----- THE DATA

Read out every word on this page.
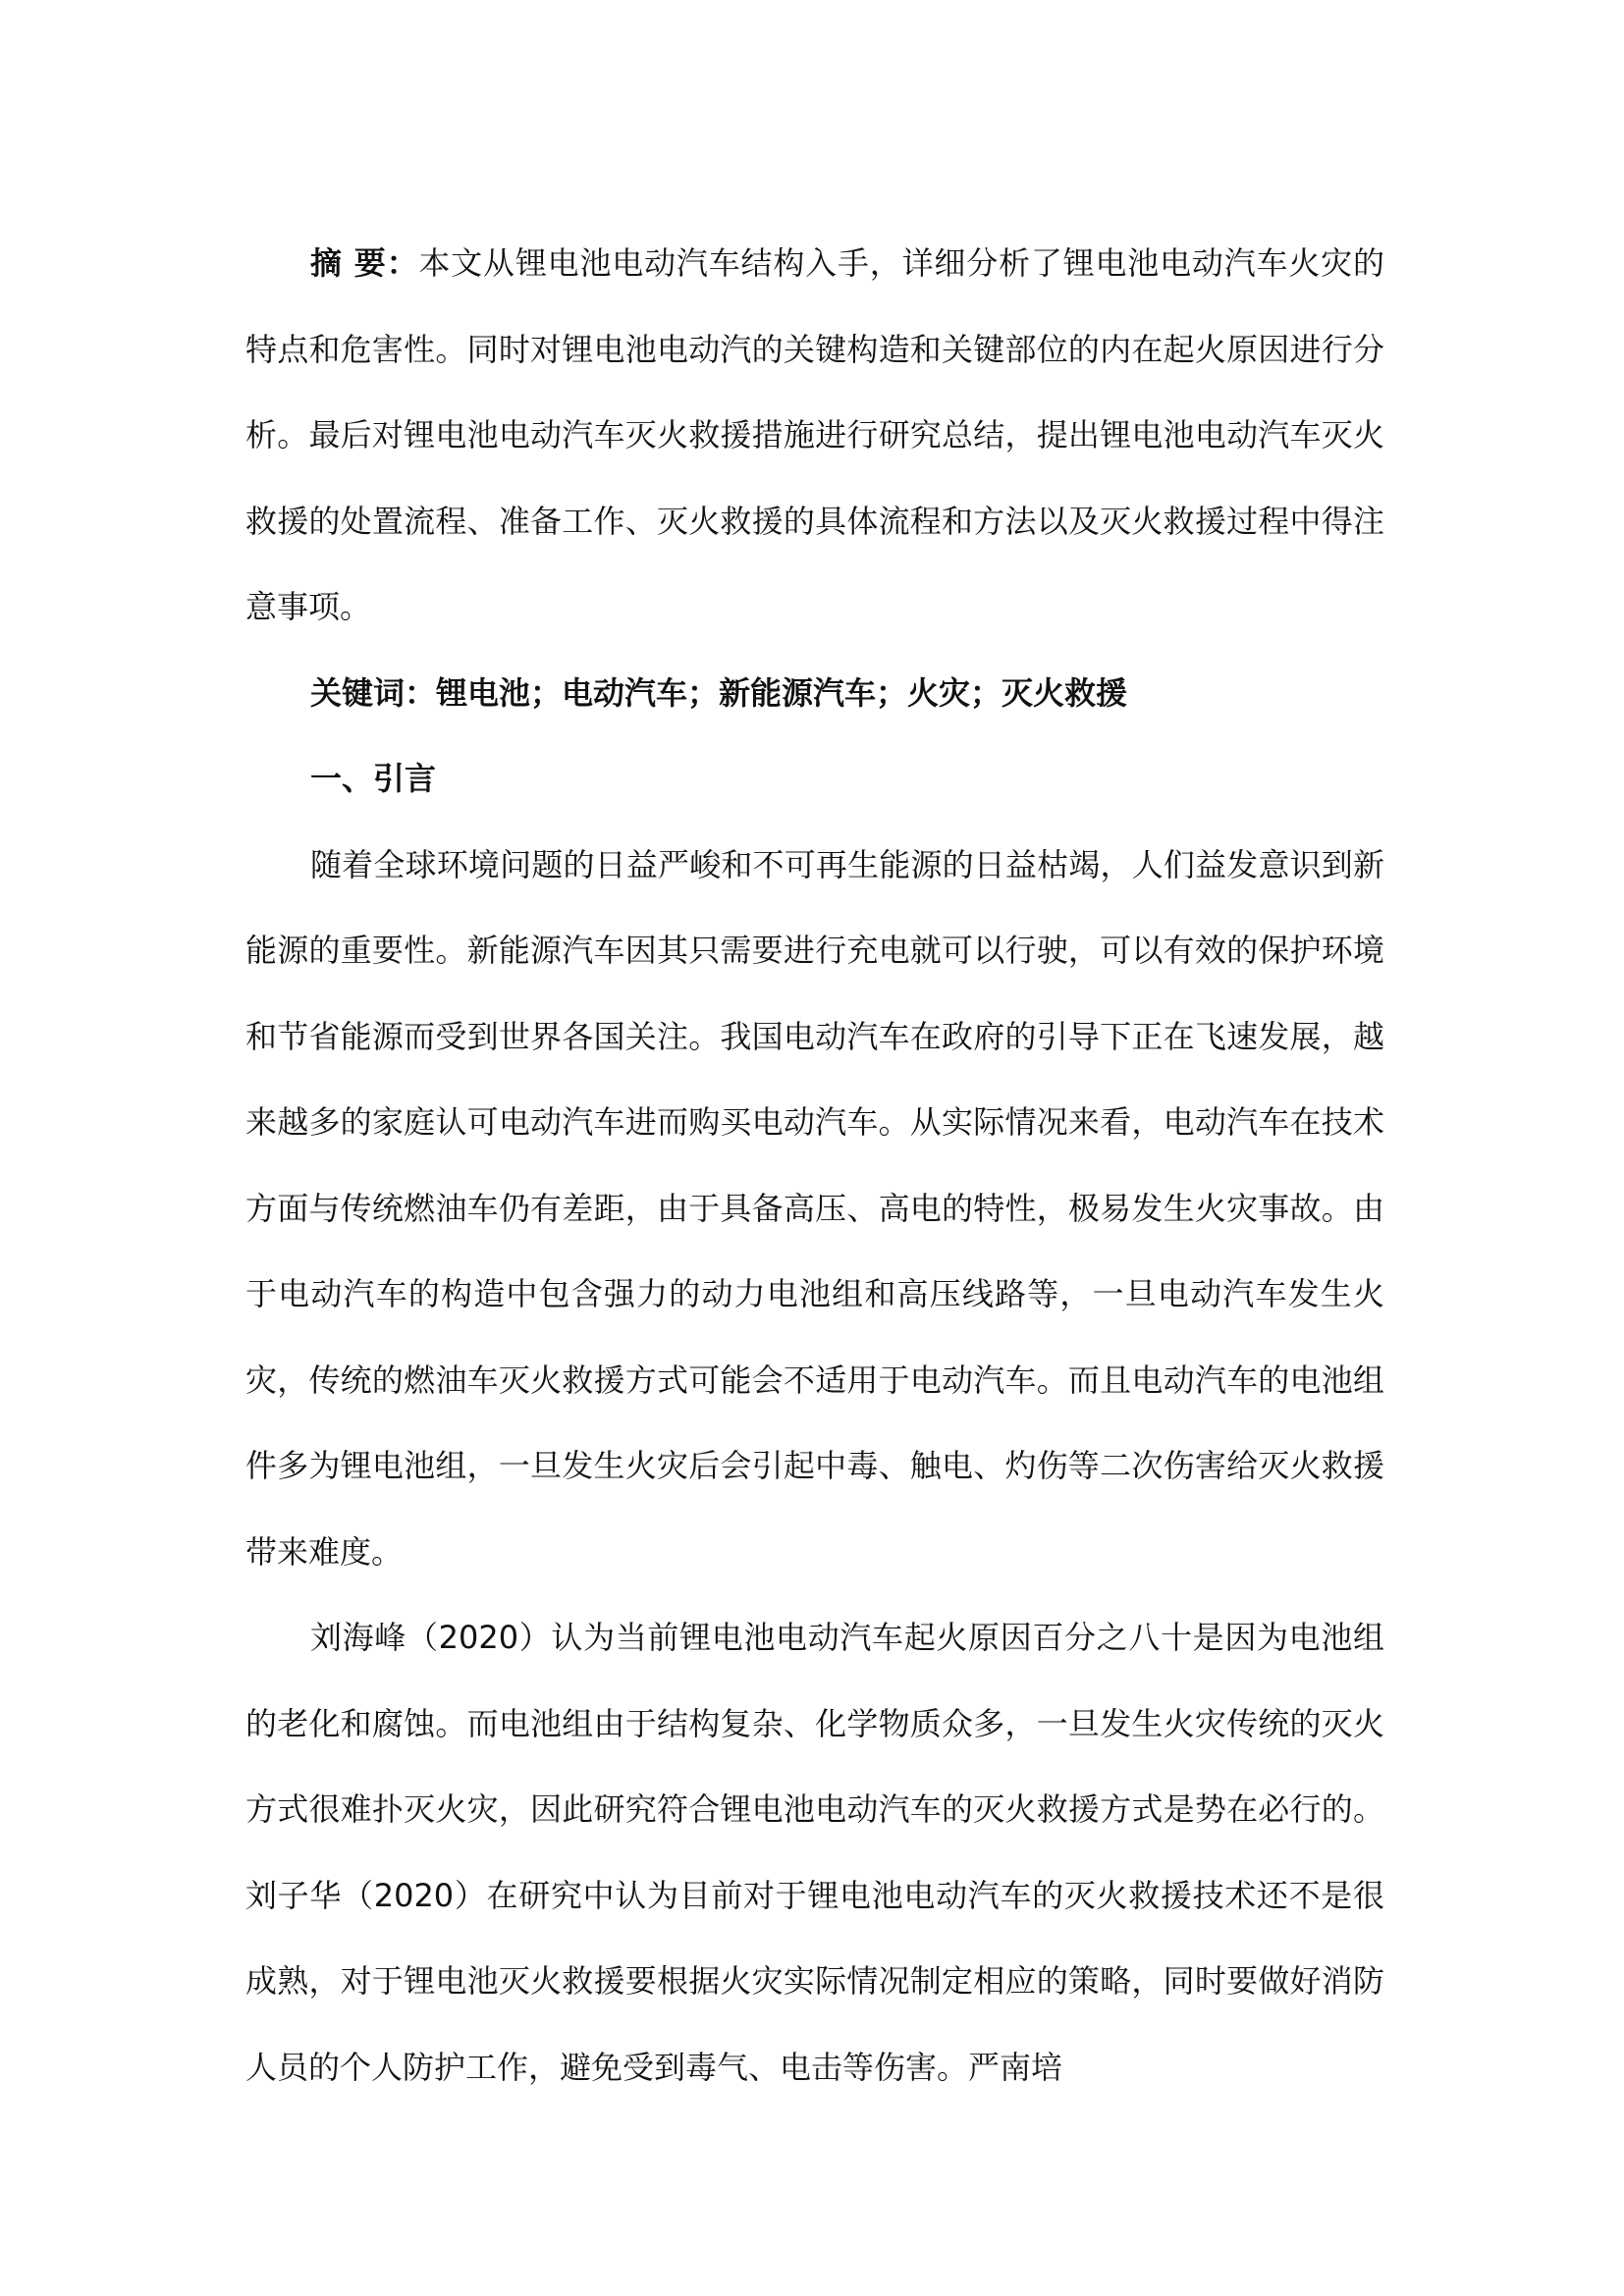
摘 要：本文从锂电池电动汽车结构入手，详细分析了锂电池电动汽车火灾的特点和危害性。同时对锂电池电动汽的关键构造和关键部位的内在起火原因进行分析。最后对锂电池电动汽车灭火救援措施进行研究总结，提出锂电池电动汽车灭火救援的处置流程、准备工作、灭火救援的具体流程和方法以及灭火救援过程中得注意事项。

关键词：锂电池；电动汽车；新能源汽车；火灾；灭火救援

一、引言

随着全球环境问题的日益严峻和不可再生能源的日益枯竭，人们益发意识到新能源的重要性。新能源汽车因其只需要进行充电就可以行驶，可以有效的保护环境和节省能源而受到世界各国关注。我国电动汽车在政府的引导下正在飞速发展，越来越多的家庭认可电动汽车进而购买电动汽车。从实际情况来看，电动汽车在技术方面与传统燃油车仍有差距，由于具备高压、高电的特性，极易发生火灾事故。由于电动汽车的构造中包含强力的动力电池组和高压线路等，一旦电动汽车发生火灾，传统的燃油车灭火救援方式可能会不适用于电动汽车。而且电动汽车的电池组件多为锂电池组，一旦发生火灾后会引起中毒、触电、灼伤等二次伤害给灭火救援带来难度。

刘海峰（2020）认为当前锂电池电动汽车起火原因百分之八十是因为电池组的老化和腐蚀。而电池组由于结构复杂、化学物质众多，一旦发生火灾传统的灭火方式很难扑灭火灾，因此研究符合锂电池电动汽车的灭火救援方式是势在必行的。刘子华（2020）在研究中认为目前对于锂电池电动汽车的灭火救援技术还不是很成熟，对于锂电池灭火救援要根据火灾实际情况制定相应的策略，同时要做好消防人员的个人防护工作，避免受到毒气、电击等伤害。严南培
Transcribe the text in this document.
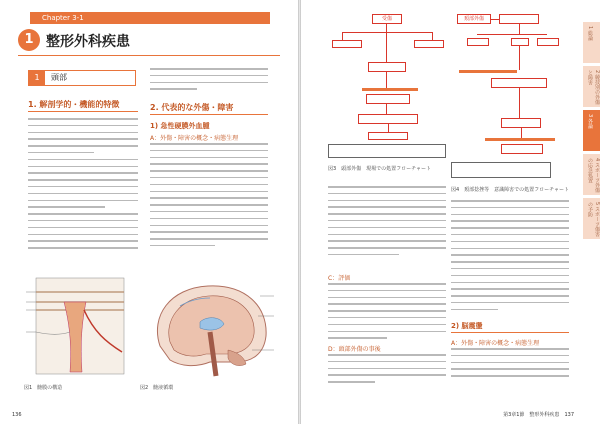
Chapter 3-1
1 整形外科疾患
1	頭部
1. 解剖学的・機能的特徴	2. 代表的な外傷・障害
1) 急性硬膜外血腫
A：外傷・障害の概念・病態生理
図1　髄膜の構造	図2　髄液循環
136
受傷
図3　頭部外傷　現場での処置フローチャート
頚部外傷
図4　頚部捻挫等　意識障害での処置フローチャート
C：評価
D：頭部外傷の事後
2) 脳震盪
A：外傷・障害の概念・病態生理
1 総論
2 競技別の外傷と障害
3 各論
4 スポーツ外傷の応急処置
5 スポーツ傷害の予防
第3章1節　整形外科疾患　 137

----------

Give the count of lines in the listing above that include "this", with no other words.

2